Saved entries:
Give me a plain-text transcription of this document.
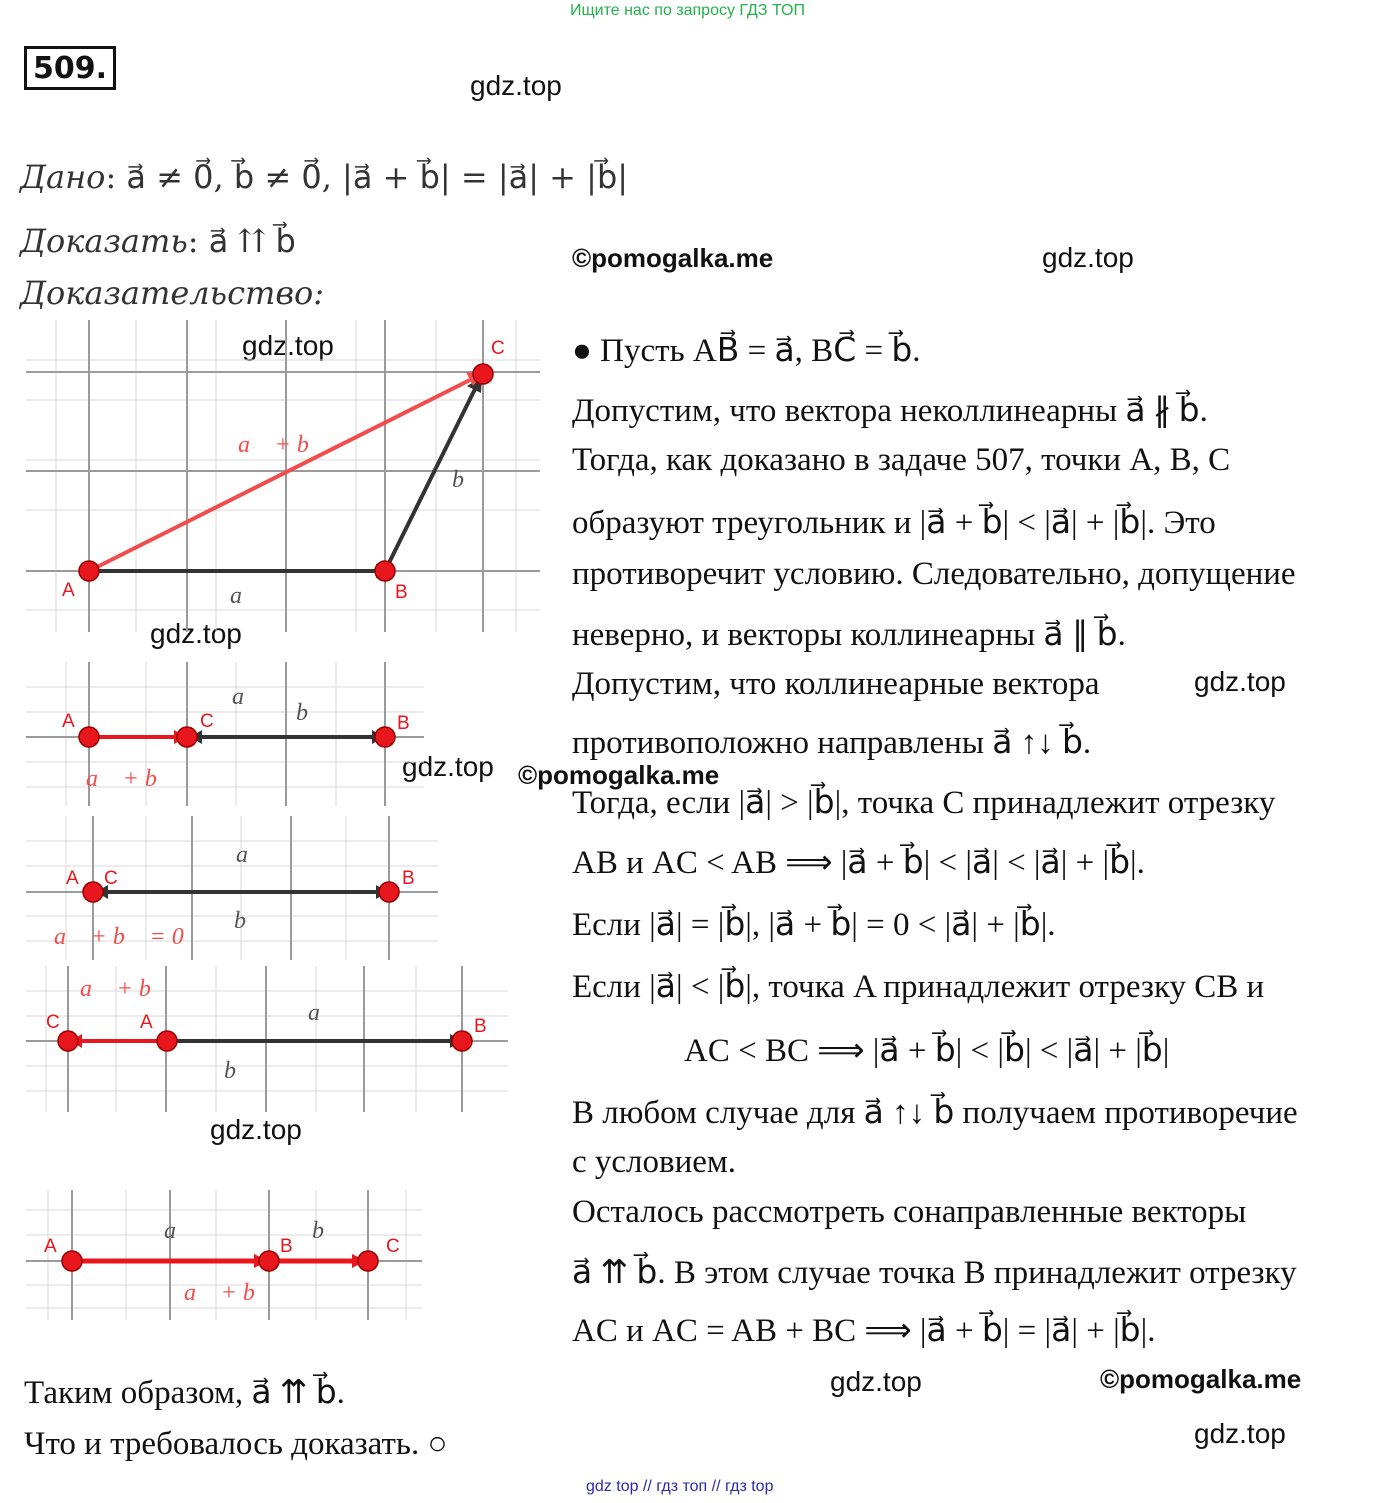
Ищите нас по запросу ГДЗ ТОП
509.	gdz.top
©pomogalka.me	gdz.top
gdz.top
gdz.top
gdz.top
gdz.top ©pomogalka.me
gdz.top
gdz.top	©pomogalka.me
gdz.top
Дано: a⃗ ≠ 0⃗, b⃗ ≠ 0⃗, |a⃗ + b⃗| = |a⃗| + |b⃗|
Доказать: a⃗ ⇈ b⃗
Доказательство:
A	B
C
a⃗
b⃗
a⃗ + b⃗
A	C	B
a⃗
b⃗
a⃗ + b⃗
A C	B
a⃗
b⃗
a⃗ + b⃗ = 0⃗
C	A	B
a⃗
b⃗
a⃗ + b⃗
A	B	C
a⃗	b⃗
a⃗ + b⃗
● Пусть AB⃗ = a⃗, BC⃗ = b⃗.
Допустим, что вектора неколлинеарны a⃗ ∦ b⃗.
Тогда, как доказано в задаче 507, точки A, B, C
образуют треугольник и |a⃗ + b⃗| < |a⃗| + |b⃗|. Это
противоречит условию. Следовательно, допущение
неверно, и векторы коллинеарны a⃗ ∥ b⃗.
Допустим, что коллинеарные вектора
противоположно направлены a⃗ ↑↓ b⃗.
Тогда, если |a⃗| > |b⃗|, точка C принадлежит отрезку
AB и AC < AB ⟹ |a⃗ + b⃗| < |a⃗| < |a⃗| + |b⃗|.
Если |a⃗| = |b⃗|, |a⃗ + b⃗| = 0 < |a⃗| + |b⃗|.
Если |a⃗| < |b⃗|, точка A принадлежит отрезку CB и
AC < BC ⟹ |a⃗ + b⃗| < |b⃗| < |a⃗| + |b⃗|
В любом случае для a⃗ ↑↓ b⃗ получаем противоречие
с условием.
Осталось рассмотреть сонаправленные векторы
a⃗ ⇈ b⃗. В этом случае точка B принадлежит отрезку
AC и AC = AB + BC ⟹ |a⃗ + b⃗| = |a⃗| + |b⃗|.
Таким образом, a⃗ ⇈ b⃗.
Что и требовалось доказать. ○
gdz top // гдз топ // гдз top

**What needs to be done**
Transcribe every entry above exactly. Omit all pictures.

**Result below**
Give me a plain-text transcription of this document.
Ищите нас по запросу ГДЗ ТОП
509.	gdz.top
©pomogalka.me	gdz.top
gdz.top
gdz.top
gdz.top
gdz.top ©pomogalka.me
gdz.top
gdz.top	©pomogalka.me
gdz.top
Дано: a⃗ ≠ 0⃗, b⃗ ≠ 0⃗, |a⃗ + b⃗| = |a⃗| + |b⃗|
Доказать: a⃗ ⇈ b⃗
Доказательство:
A	B
C
a⃗
b⃗
a⃗ + b⃗
A	C	B
a⃗
b⃗
a⃗ + b⃗
A C	B
a⃗
b⃗
a⃗ + b⃗ = 0⃗
C	A	B
a⃗
b⃗
a⃗ + b⃗
A	B	C
a⃗	b⃗
a⃗ + b⃗
● Пусть AB⃗ = a⃗, BC⃗ = b⃗.
Допустим, что вектора неколлинеарны a⃗ ∦ b⃗.
Тогда, как доказано в задаче 507, точки A, B, C
образуют треугольник и |a⃗ + b⃗| < |a⃗| + |b⃗|. Это
противоречит условию. Следовательно, допущение
неверно, и векторы коллинеарны a⃗ ∥ b⃗.
Допустим, что коллинеарные вектора
противоположно направлены a⃗ ↑↓ b⃗.
Тогда, если |a⃗| > |b⃗|, точка C принадлежит отрезку
AB и AC < AB ⟹ |a⃗ + b⃗| < |a⃗| < |a⃗| + |b⃗|.
Если |a⃗| = |b⃗|, |a⃗ + b⃗| = 0 < |a⃗| + |b⃗|.
Если |a⃗| < |b⃗|, точка A принадлежит отрезку CB и
AC < BC ⟹ |a⃗ + b⃗| < |b⃗| < |a⃗| + |b⃗|
В любом случае для a⃗ ↑↓ b⃗ получаем противоречие
с условием.
Осталось рассмотреть сонаправленные векторы
a⃗ ⇈ b⃗. В этом случае точка B принадлежит отрезку
AC и AC = AB + BC ⟹ |a⃗ + b⃗| = |a⃗| + |b⃗|.
Таким образом, a⃗ ⇈ b⃗.
Что и требовалось доказать. ○
gdz top // гдз топ // гдз top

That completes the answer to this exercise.